PROBLEM TO SOLVE |
Turn every line of the material below into a Markdown table with two columns, Row and Line, numbering the rows and skipping blank lines. Leave the pictures out.

PROVIDED DATA |
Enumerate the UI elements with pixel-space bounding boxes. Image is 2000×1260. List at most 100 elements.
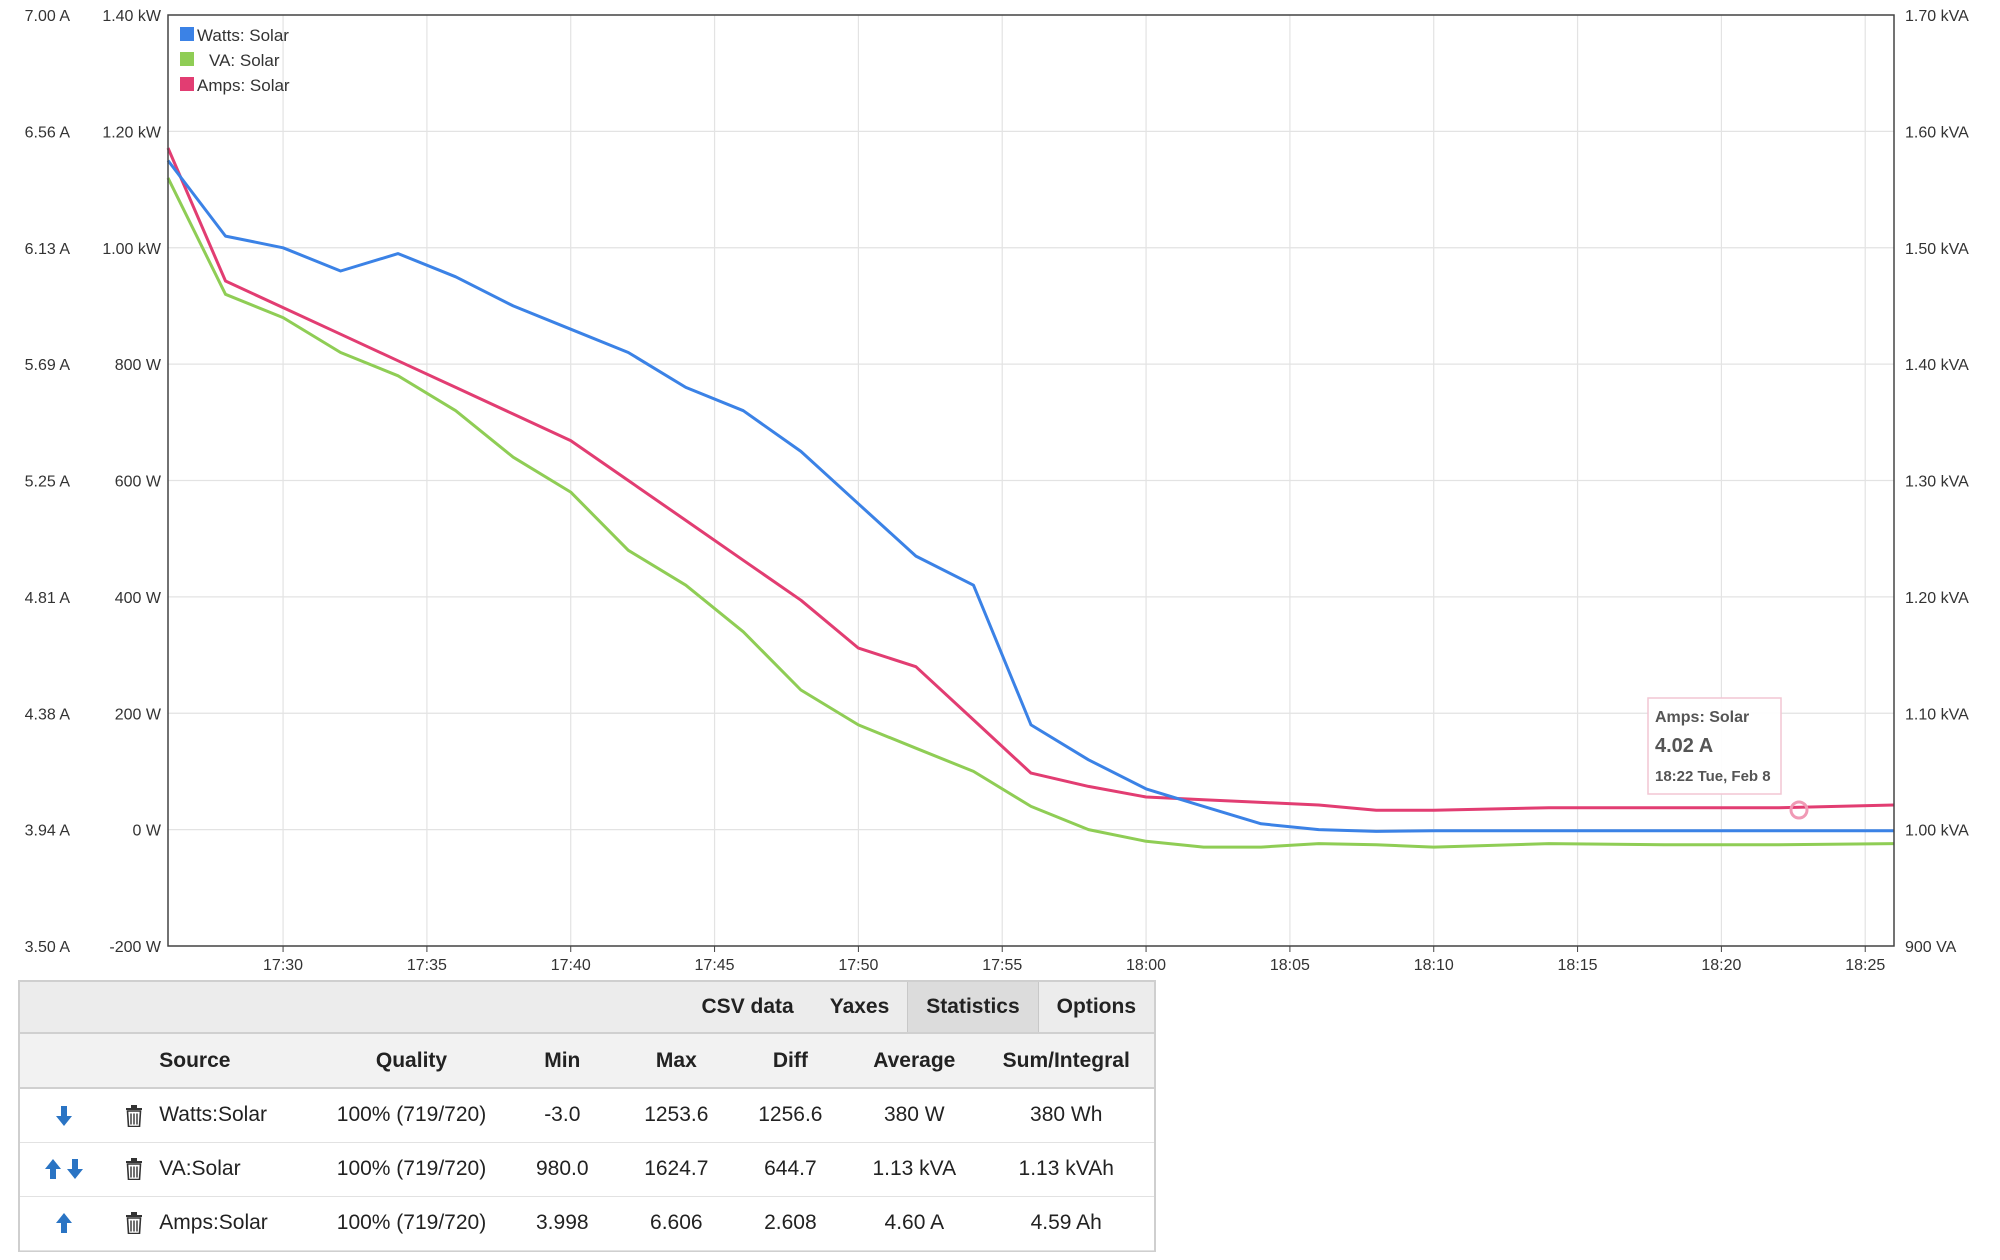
- y-tick-watts: 200 W: [115, 706, 162, 723]
- y-tick-amps: 4.81 A: [25, 590, 71, 607]
- y-tick-watts: 1.00 kW: [102, 241, 162, 258]
- row-source: VA:Solar: [159, 1157, 241, 1180]
- row-max: 1624.7: [644, 1157, 709, 1180]
- x-axis: 17:30 17:35 17:40 17:45 17:50 17:55 18:00 18:05…: [263, 946, 1885, 974]
- x-tick-label: 17:40: [551, 957, 591, 974]
- arrow-down-icon[interactable]: [66, 1159, 83, 1180]
- col-header-diff: Diff: [772, 1048, 808, 1072]
- y-tick-amps: 6.56 A: [25, 124, 71, 141]
- chart[interactable]: 7.00 A 6.56 A 6.13 A 5.69 A 5.25 A 4.81 A 4.38…: [0, 0, 2000, 980]
- x-tick-label: 18:10: [1414, 957, 1454, 974]
- legend-swatch-va[interactable]: [180, 52, 194, 66]
- legend-label-va[interactable]: VA: Solar: [209, 51, 280, 70]
- tab-yaxes[interactable]: Yaxes: [829, 995, 890, 1018]
- arrow-up-icon[interactable]: [44, 1159, 61, 1180]
- x-tick-label: 18:05: [1270, 957, 1310, 974]
- arrow-down-icon[interactable]: [55, 1105, 72, 1126]
- y-tick-va: 900 VA: [1905, 939, 1957, 956]
- row-min: 3.998: [536, 1211, 589, 1234]
- tooltip: Amps: Solar 4.02 A 18:22 Tue, Feb 8: [1647, 697, 1782, 795]
- y-tick-va: 1.30 kVA: [1905, 474, 1969, 491]
- y-tick-amps: 7.00 A: [25, 8, 71, 25]
- y-tick-amps: 5.25 A: [25, 474, 71, 491]
- row-average: 1.13 kVA: [872, 1157, 957, 1180]
- table-row: Watts:Solar 100% (719/720) -3.0 1253.6 1…: [20, 1088, 1154, 1142]
- x-tick-label: 18:15: [1558, 957, 1598, 974]
- tab-options[interactable]: Options: [1056, 995, 1136, 1018]
- row-quality: 100% (719/720): [336, 1211, 487, 1234]
- y-tick-amps: 5.69 A: [25, 357, 71, 374]
- y-tick-watts: 1.40 kW: [102, 8, 162, 25]
- row-min: 980.0: [536, 1157, 589, 1180]
- y-tick-va: 1.70 kVA: [1905, 8, 1969, 25]
- statistics-panel: CSV data Yaxes Statistics Options Source…: [18, 980, 1156, 1252]
- table-header-row: Source Quality Min Max Diff Average Sum/…: [20, 1034, 1154, 1088]
- x-tick-label: 18:20: [1701, 957, 1741, 974]
- y-tick-va: 1.50 kVA: [1905, 241, 1969, 258]
- series-line-va[interactable]: [166, 177, 1895, 849]
- row-sum: 1.13 kVAh: [1018, 1157, 1114, 1180]
- series-line-amps[interactable]: [166, 147, 1895, 812]
- move-axis-control[interactable]: [20, 1196, 108, 1250]
- y-tick-va: 1.10 kVA: [1905, 706, 1969, 723]
- y-axis-watts: 1.40 kW 1.20 kW 1.00 kW 800 W 600 W 400 W 200 …: [102, 8, 162, 956]
- legend-swatch-amps[interactable]: [180, 77, 194, 91]
- table-row: VA:Solar 100% (719/720) 980.0 1624.7 644…: [20, 1142, 1154, 1196]
- y-tick-amps: 3.50 A: [25, 939, 71, 956]
- series-line-watts[interactable]: [166, 159, 1894, 833]
- y-axis-va: 1.70 kVA 1.60 kVA 1.50 kVA 1.40 kVA 1.30 kVA…: [1905, 8, 1969, 956]
- row-max: 1253.6: [644, 1103, 709, 1127]
- x-tick-label: 18:00: [1126, 957, 1166, 974]
- col-header-max: Max: [655, 1048, 697, 1072]
- col-header-quality: Quality: [375, 1048, 448, 1072]
- row-source: Watts:Solar: [159, 1103, 268, 1127]
- trash-icon[interactable]: [125, 1158, 143, 1181]
- x-tick-label: 17:55: [982, 957, 1022, 974]
- arrow-up-icon[interactable]: [55, 1213, 72, 1234]
- x-tick-label: 17:50: [838, 957, 878, 974]
- trash-icon[interactable]: [125, 1212, 143, 1235]
- y-axis-amps: 7.00 A 6.56 A 6.13 A 5.69 A 5.25 A 4.81 A 4.38…: [25, 8, 71, 956]
- y-tick-va: 1.00 kVA: [1905, 823, 1969, 840]
- tooltip-value: 4.02 A: [1655, 735, 1713, 757]
- row-min: -3.0: [544, 1103, 581, 1127]
- legend[interactable]: Watts: Solar VA: Solar Amps: Solar: [180, 26, 290, 95]
- move-axis-control[interactable]: [20, 1088, 108, 1142]
- row-diff: 644.7: [764, 1157, 817, 1180]
- trash-icon[interactable]: [125, 1104, 143, 1128]
- tooltip-series: Amps: Solar: [1655, 709, 1749, 726]
- tab-csv-data[interactable]: CSV data: [701, 995, 794, 1018]
- y-tick-watts: 600 W: [115, 474, 162, 491]
- row-quality: 100% (719/720): [336, 1103, 487, 1127]
- panel-tabs: CSV data Yaxes Statistics Options: [20, 982, 1154, 1034]
- col-header-sum: Sum/Integral: [1002, 1048, 1130, 1072]
- y-tick-amps: 3.94 A: [25, 823, 71, 840]
- legend-label-amps[interactable]: Amps: Solar: [197, 76, 290, 95]
- row-average: 4.60 A: [884, 1211, 945, 1234]
- col-header-min: Min: [544, 1048, 581, 1072]
- row-sum: 4.59 Ah: [1030, 1211, 1102, 1234]
- y-tick-va: 1.60 kVA: [1905, 124, 1969, 141]
- table-row: Amps:Solar 100% (719/720) 3.998 6.606 2.…: [20, 1196, 1154, 1250]
- series-lines[interactable]: [166, 147, 1895, 849]
- row-average: 380 W: [883, 1103, 945, 1127]
- x-tick-label: 17:35: [407, 957, 447, 974]
- x-tick-label: 17:30: [263, 957, 303, 974]
- y-tick-amps: 6.13 A: [25, 241, 71, 258]
- y-tick-watts: 400 W: [115, 590, 162, 607]
- y-tick-watts: 800 W: [115, 357, 162, 374]
- legend-label-watts[interactable]: Watts: Solar: [197, 26, 289, 45]
- row-max: 6.606: [650, 1211, 703, 1234]
- y-tick-watts: -200 W: [109, 939, 161, 956]
- row-quality: 100% (719/720): [336, 1157, 487, 1180]
- legend-swatch-watts[interactable]: [180, 27, 194, 41]
- x-tick-label: 18:25: [1845, 957, 1885, 974]
- chart-grid: [168, 14, 1894, 947]
- row-sum: 380 Wh: [1030, 1103, 1103, 1127]
- y-tick-amps: 4.38 A: [25, 706, 71, 723]
- tab-statistics[interactable]: Statistics: [907, 982, 1039, 1032]
- y-tick-va: 1.40 kVA: [1905, 357, 1969, 374]
- row-source: Amps:Solar: [159, 1211, 268, 1234]
- col-header-average: Average: [873, 1048, 956, 1072]
- move-axis-control[interactable]: [20, 1142, 108, 1196]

SOLUTION TO THIS EXERCISE |
| Row | Line |
|---|---|
| 1 | Enumerate the UI elements with pixel-space bounding boxes. Image is 2000×1260. List at most 100 elements. |
| 2 | - y-tick-watts: 200 W: [115, 706, 162, 723] |
| 3 | - y-tick-amps: 4.81 A: [25, 590, 71, 607] |
| 4 | - y-tick-watts: 1.00 kW: [102, 241, 162, 258] |
| 5 | - row-source: VA:Solar: [159, 1157, 241, 1180] |
| 6 | - row-max: 1624.7: [644, 1157, 709, 1180] |
| 7 | - x-axis: 17:30 17:35 17:40 17:45 17:50 17:55 18:00 18:05…: [263, 946, 1885, 974] |
| 8 | - x-tick-label: 17:40: [551, 957, 591, 974] |
| 9 | - arrow-down-icon[interactable]: [66, 1159, 83, 1180] |
| 10 | - col-header-diff: Diff: [772, 1048, 808, 1072] |
| 11 | - y-tick-amps: 6.56 A: [25, 124, 71, 141] |
| 12 | - chart[interactable]: 7.00 A 6.56 A 6.13 A 5.69 A 5.25 A 4.81 A 4.38…: [0, 0, 2000, 980] |
| 13 | - x-tick-label: 18:10: [1414, 957, 1454, 974] |
| 14 | - legend-swatch-va[interactable]: [180, 52, 194, 66] |
| 15 | - legend-label-va[interactable]: VA: Solar: [209, 51, 280, 70] |
| 16 | - tab-yaxes[interactable]: Yaxes: [829, 995, 890, 1018] |
| 17 | - arrow-up-icon[interactable]: [44, 1159, 61, 1180] |
| 18 | - x-tick-label: 18:05: [1270, 957, 1310, 974] |
| 19 | - arrow-down-icon[interactable]: [55, 1105, 72, 1126] |
| 20 | - y-tick-va: 900 VA: [1905, 939, 1957, 956] |
| 21 | - row-min: 3.998: [536, 1211, 589, 1234] |
| 22 | - tooltip: Amps: Solar 4.02 A 18:22 Tue, Feb 8: [1647, 697, 1782, 795] |
| 23 | - y-tick-va: 1.30 kVA: [1905, 474, 1969, 491] |
| 24 | - y-tick-amps: 7.00 A: [25, 8, 71, 25] |
| 25 | - y-tick-amps: 5.25 A: [25, 474, 71, 491] |
| 26 | - row-average: 1.13 kVA: [872, 1157, 957, 1180] |
| 27 | - table-row: Watts:Solar 100% (719/720) -3.0 1253.6 1…: [20, 1088, 1154, 1142] |
| 28 | - x-tick-label: 18:15: [1558, 957, 1598, 974] |
| 29 | - tab-options[interactable]: Options: [1056, 995, 1136, 1018] |
| 30 | - row-quality: 100% (719/720): [336, 1211, 487, 1234] |
| 31 | - y-tick-amps: 5.69 A: [25, 357, 71, 374] |
| 32 | - y-tick-watts: 1.40 kW: [102, 8, 162, 25] |
| 33 | - row-min: 980.0: [536, 1157, 589, 1180] |
| 34 | - y-tick-va: 1.70 kVA: [1905, 8, 1969, 25] |
| 35 | - statistics-panel: CSV data Yaxes Statistics Options Source…: [18, 980, 1156, 1252] |
| 36 | - table-header-row: Source Quality Min Max Diff Average Sum/…: [20, 1034, 1154, 1088] |
| 37 | - x-tick-label: 18:20: [1701, 957, 1741, 974] |
| 38 | - y-tick-va: 1.50 kVA: [1905, 241, 1969, 258] |
| 39 | - series-line-va[interactable]: [166, 177, 1895, 849] |
| 40 | - row-sum: 1.13 kVAh: [1018, 1157, 1114, 1180] |
| 41 | - series-line-amps[interactable]: [166, 147, 1895, 812] |
| 42 | - move-axis-control[interactable]: [20, 1196, 108, 1250] |
| 43 | - y-tick-va: 1.10 kVA: [1905, 706, 1969, 723] |
| 44 | - y-axis-watts: 1.40 kW 1.20 kW 1.00 kW 800 W 600 W 400 W 200 …: [102, 8, 162, 956] |
| 45 | - legend-swatch-amps[interactable]: [180, 77, 194, 91] |
| 46 | - table-row: VA:Solar 100% (719/720) 980.0 1624.7 644…: [20, 1142, 1154, 1196] |
| 47 | - y-tick-amps: 3.50 A: [25, 939, 71, 956] |
| 48 | - series-line-watts[interactable]: [166, 159, 1894, 833] |
| 49 | - y-axis-va: 1.70 kVA 1.60 kVA 1.50 kVA 1.40 kVA 1.30 kVA…: [1905, 8, 1969, 956] |
| 50 | - row-max: 1253.6: [644, 1103, 709, 1127] |
| 51 | - x-tick-label: 18:00: [1126, 957, 1166, 974] |
| 52 | - col-header-max: Max: [655, 1048, 697, 1072] |
| 53 | - col-header-quality: Quality: [375, 1048, 448, 1072] |
| 54 | - row-source: Watts:Solar: [159, 1103, 268, 1127] |
| 55 | - trash-icon[interactable]: [125, 1158, 143, 1181] |
| 56 | - x-tick-label: 17:55: [982, 957, 1022, 974] |
| 57 | - arrow-up-icon[interactable]: [55, 1213, 72, 1234] |
| 58 | - x-tick-label: 17:50: [838, 957, 878, 974] |
| 59 | - trash-icon[interactable]: [125, 1212, 143, 1235] |
| 60 | - y-axis-amps: 7.00 A 6.56 A 6.13 A 5.69 A 5.25 A 4.81 A 4.38…: [25, 8, 71, 956] |
| 61 | - y-tick-va: 1.00 kVA: [1905, 823, 1969, 840] |
| 62 | - tooltip-value: 4.02 A: [1655, 735, 1713, 757] |
| 63 | - row-min: -3.0: [544, 1103, 581, 1127] |
| 64 | - legend[interactable]: Watts: Solar VA: Solar Amps: Solar: [180, 26, 290, 95] |
| 65 | - move-axis-control[interactable]: [20, 1088, 108, 1142] |
| 66 | - row-diff: 644.7: [764, 1157, 817, 1180] |
| 67 | - trash-icon[interactable]: [125, 1104, 143, 1128] |
| 68 | - tooltip-series: Amps: Solar: [1655, 709, 1749, 726] |
| 69 | - tab-csv-data[interactable]: CSV data: [701, 995, 794, 1018] |
| 70 | - y-tick-watts: 600 W: [115, 474, 162, 491] |
| 71 | - row-quality: 100% (719/720): [336, 1103, 487, 1127] |
| 72 | - panel-tabs: CSV data Yaxes Statistics Options: [20, 982, 1154, 1034] |
| 73 | - col-header-sum: Sum/Integral: [1002, 1048, 1130, 1072] |
| 74 | - y-tick-amps: 3.94 A: [25, 823, 71, 840] |
| 75 | - legend-label-amps[interactable]: Amps: Solar: [197, 76, 290, 95] |
| 76 | - row-average: 4.60 A: [884, 1211, 945, 1234] |
| 77 | - col-header-min: Min: [544, 1048, 581, 1072] |
| 78 | - row-sum: 4.59 Ah: [1030, 1211, 1102, 1234] |
| 79 | - y-tick-va: 1.60 kVA: [1905, 124, 1969, 141] |
| 80 | - table-row: Amps:Solar 100% (719/720) 3.998 6.606 2.…: [20, 1196, 1154, 1250] |
| 81 | - series-lines[interactable]: [166, 147, 1895, 849] |
| 82 | - row-average: 380 W: [883, 1103, 945, 1127] |
| 83 | - x-tick-label: 17:35: [407, 957, 447, 974] |
| 84 | - x-tick-label: 17:30: [263, 957, 303, 974] |
| 85 | - y-tick-amps: 6.13 A: [25, 241, 71, 258] |
| 86 | - y-tick-watts: 400 W: [115, 590, 162, 607] |
| 87 | - y-tick-watts: 800 W: [115, 357, 162, 374] |
| 88 | - legend-label-watts[interactable]: Watts: Solar: [197, 26, 289, 45] |
| 89 | - row-max: 6.606: [650, 1211, 703, 1234] |
| 90 | - y-tick-watts: -200 W: [109, 939, 161, 956] |
| 91 | - row-quality: 100% (719/720): [336, 1157, 487, 1180] |
| 92 | - legend-swatch-watts[interactable]: [180, 27, 194, 41] |
| 93 | - x-tick-label: 18:25: [1845, 957, 1885, 974] |
| 94 | - chart-grid: [168, 14, 1894, 947] |
| 95 | - row-sum: 380 Wh: [1030, 1103, 1103, 1127] |
| 96 | - y-tick-amps: 4.38 A: [25, 706, 71, 723] |
| 97 | - tab-statistics[interactable]: Statistics: [907, 982, 1039, 1032] |
| 98 | - y-tick-va: 1.40 kVA: [1905, 357, 1969, 374] |
| 99 | - row-source: Amps:Solar: [159, 1211, 268, 1234] |
| 100 | - col-header-average: Average: [873, 1048, 956, 1072] |
| 101 | - move-axis-control[interactable]: [20, 1142, 108, 1196] |